** BEGIN INPUT DATA **

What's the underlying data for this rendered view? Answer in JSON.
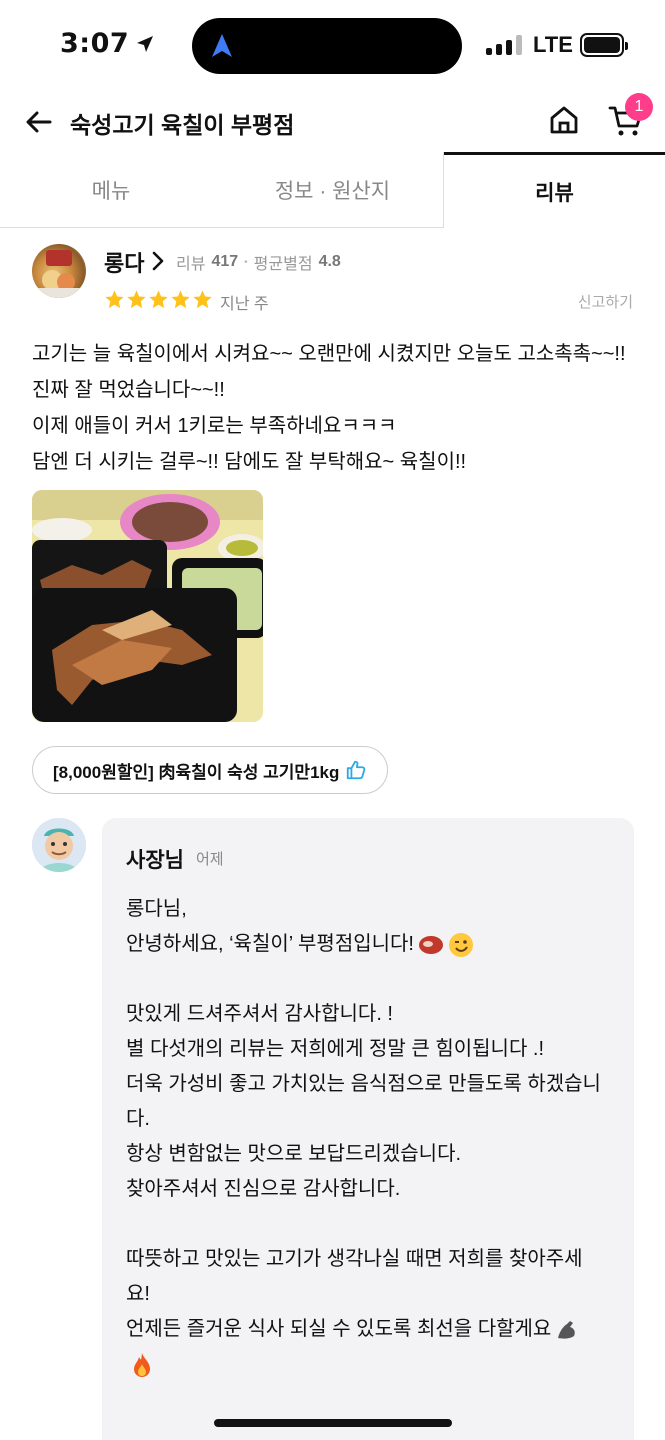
{
  "status_bar": {
    "time": "3:07",
    "network": "LTE"
  },
  "header": {
    "title": "숙성고기 육칠이 부평점",
    "cart_count": "1"
  },
  "tabs": [
    {
      "label": "메뉴"
    },
    {
      "label": "정보 · 원산지"
    },
    {
      "label": "리뷰"
    }
  ],
  "review": {
    "reviewer": "롱다",
    "review_count_label": "리뷰",
    "review_count": "417",
    "separator": "•",
    "avg_rating_label": "평균별점",
    "avg_rating": "4.8",
    "stars": 5,
    "date": "지난 주",
    "report_label": "신고하기",
    "text": "고기는 늘 육칠이에서 시켜요~~ 오랜만에 시켰지만 오늘도 고소촉촉~~!! 진짜 잘 먹었습니다~~!!\n이제 애들이 커서 1키로는 부족하네요ㅋㅋㅋ\n담엔 더 시키는 걸루~!! 담에도 잘 부탁해요~ 육칠이!!",
    "menu_item": "[8,000원할인] 肉육칠이 숙성 고기만1kg"
  },
  "reply": {
    "owner_name": "사장님",
    "date": "어제",
    "paragraphs": [
      "롱다님,\n안녕하세요, ‘육칠이’ 부평점입니다!",
      "맛있게 드셔주셔서 감사합니다. !\n별 다섯개의 리뷰는 저희에게 정말 큰 힘이됩니다 .!\n더욱 가성비 좋고 가치있는 음식점으로 만들도록 하겠습니다.\n항상 변함없는 맛으로 보답드리겠습니다.\n찾아주셔서 진심으로 감사합니다.",
      "따뜻하고 맛있는 고기가 생각나실 때면 저희를 찾아주세요!\n언제든 즐거운 식사 되실 수 있도록 최선을 다할게요"
    ]
  },
  "colors": {
    "star": "#ffc21a",
    "badge": "#ff3d8b",
    "thumb": "#2fa8e8",
    "tab_active": "#111111"
  },
  "icons": [
    "back-arrow-icon",
    "home-icon",
    "cart-icon",
    "chevron-right-icon",
    "star-icon",
    "thumbs-up-icon",
    "location-arrow-icon"
  ]
}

** END INPUT DATA **

**CHALLENGE**
The listing above needs to be output again exactly. Don't include the pictures.

**WRITTEN SOLUTION**
What's the underlying data for this rendered view? Answer in JSON.
{
  "status_bar": {
    "time": "3:07",
    "network": "LTE"
  },
  "header": {
    "title": "숙성고기 육칠이 부평점",
    "cart_count": "1"
  },
  "tabs": [
    {
      "label": "메뉴"
    },
    {
      "label": "정보 · 원산지"
    },
    {
      "label": "리뷰"
    }
  ],
  "review": {
    "reviewer": "롱다",
    "review_count_label": "리뷰",
    "review_count": "417",
    "separator": "•",
    "avg_rating_label": "평균별점",
    "avg_rating": "4.8",
    "stars": 5,
    "date": "지난 주",
    "report_label": "신고하기",
    "text": "고기는 늘 육칠이에서 시켜요~~ 오랜만에 시켰지만 오늘도 고소촉촉~~!! 진짜 잘 먹었습니다~~!!\n이제 애들이 커서 1키로는 부족하네요ㅋㅋㅋ\n담엔 더 시키는 걸루~!! 담에도 잘 부탁해요~ 육칠이!!",
    "menu_item": "[8,000원할인] 肉육칠이 숙성 고기만1kg"
  },
  "reply": {
    "owner_name": "사장님",
    "date": "어제",
    "paragraphs": [
      "롱다님,\n안녕하세요, ‘육칠이’ 부평점입니다!",
      "맛있게 드셔주셔서 감사합니다. !\n별 다섯개의 리뷰는 저희에게 정말 큰 힘이됩니다 .!\n더욱 가성비 좋고 가치있는 음식점으로 만들도록 하겠습니다.\n항상 변함없는 맛으로 보답드리겠습니다.\n찾아주셔서 진심으로 감사합니다.",
      "따뜻하고 맛있는 고기가 생각나실 때면 저희를 찾아주세요!\n언제든 즐거운 식사 되실 수 있도록 최선을 다할게요"
    ]
  },
  "colors": {
    "star": "#ffc21a",
    "badge": "#ff3d8b",
    "thumb": "#2fa8e8",
    "tab_active": "#111111"
  },
  "icons": [
    "back-arrow-icon",
    "home-icon",
    "cart-icon",
    "chevron-right-icon",
    "star-icon",
    "thumbs-up-icon",
    "location-arrow-icon"
  ]
}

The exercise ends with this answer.